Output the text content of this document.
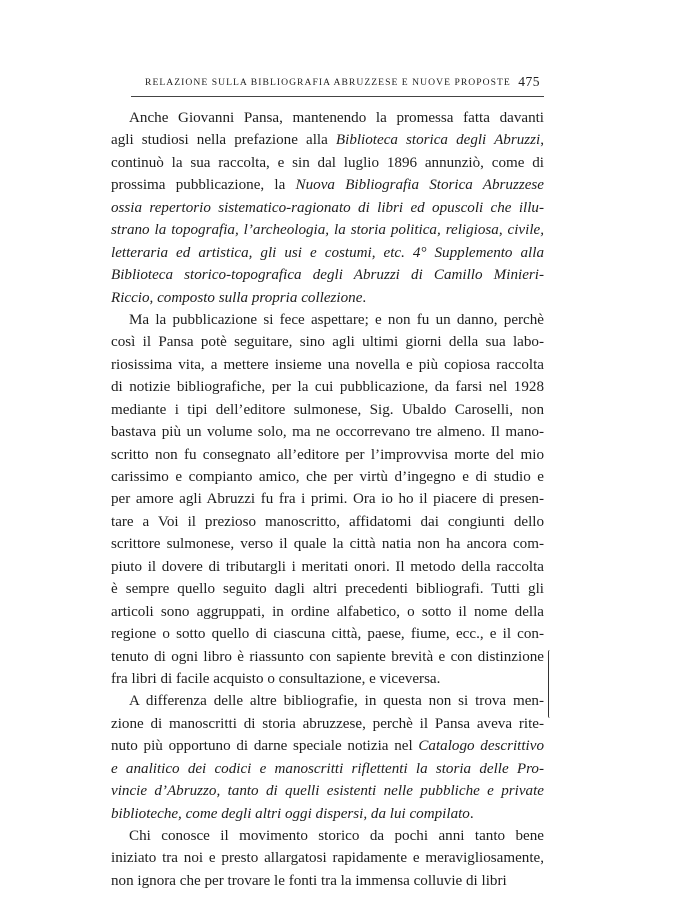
RELAZIONE SULLA BIBLIOGRAFIA ABRUZZESE E NUOVE PROPOSTE 475
Anche Giovanni Pansa, mantenendo la promessa fatta davanti
agli studiosi nella prefazione alla Biblioteca storica degli Abruzzi,
continuò la sua raccolta, e sin dal luglio 1896 annunziò, come di
prossima pubblicazione, la Nuova Bibliografia Storica Abruzzese
ossia repertorio sistematico-ragionato di libri ed opuscoli che illu-
strano la topografia, l’archeologia, la storia politica, religiosa, civile,
letteraria ed artistica, gli usi e costumi, etc. 4° Supplemento alla
Biblioteca storico-topografica degli Abruzzi di Camillo Minieri-
Riccio, composto sulla propria collezione.
Ma la pubblicazione si fece aspettare; e non fu un danno, perchè
così il Pansa potè seguitare, sino agli ultimi giorni della sua labo-
riosissima vita, a mettere insieme una novella e più copiosa raccolta
di notizie bibliografiche, per la cui pubblicazione, da farsi nel 1928
mediante i tipi dell’editore sulmonese, Sig. Ubaldo Caroselli, non
bastava più un volume solo, ma ne occorrevano tre almeno. Il mano-
scritto non fu consegnato all’editore per l’improvvisa morte del mio
carissimo e compianto amico, che per virtù d’ingegno e di studio e
per amore agli Abruzzi fu fra i primi. Ora io ho il piacere di presen-
tare a Voi il prezioso manoscritto, affidatomi dai congiunti dello
scrittore sulmonese, verso il quale la città natia non ha ancora com-
piuto il dovere di tributargli i meritati onori. Il metodo della raccolta
è sempre quello seguito dagli altri precedenti bibliografi. Tutti gli
articoli sono aggruppati, in ordine alfabetico, o sotto il nome della
regione o sotto quello di ciascuna città, paese, fiume, ecc., e il con-
tenuto di ogni libro è riassunto con sapiente brevità e con distinzione
fra libri di facile acquisto o consultazione, e viceversa.
A differenza delle altre bibliografie, in questa non si trova men-
zione di manoscritti di storia abruzzese, perchè il Pansa aveva rite-
nuto più opportuno di darne speciale notizia nel Catalogo descrittivo
e analitico dei codici e manoscritti riflettenti la storia delle Pro-
vincie d’Abruzzo, tanto di quelli esistenti nelle pubbliche e private
biblioteche, come degli altri oggi dispersi, da lui compilato.
Chi conosce il movimento storico da pochi anni tanto bene
iniziato tra noi e presto allargatosi rapidamente e meravigliosamente,
non ignora che per trovare le fonti tra la immensa colluvie di libri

=-=-=-=-=

Exercise objective ▸ Gather every line containing the word "storia" and copy it.

Result of the task ▸
strano la topografia, l’archeologia, la storia politica, religiosa, civile,
zione di manoscritti di storia abruzzese, perchè il Pansa aveva rite-
e analitico dei codici e manoscritti riflettenti la storia delle Pro-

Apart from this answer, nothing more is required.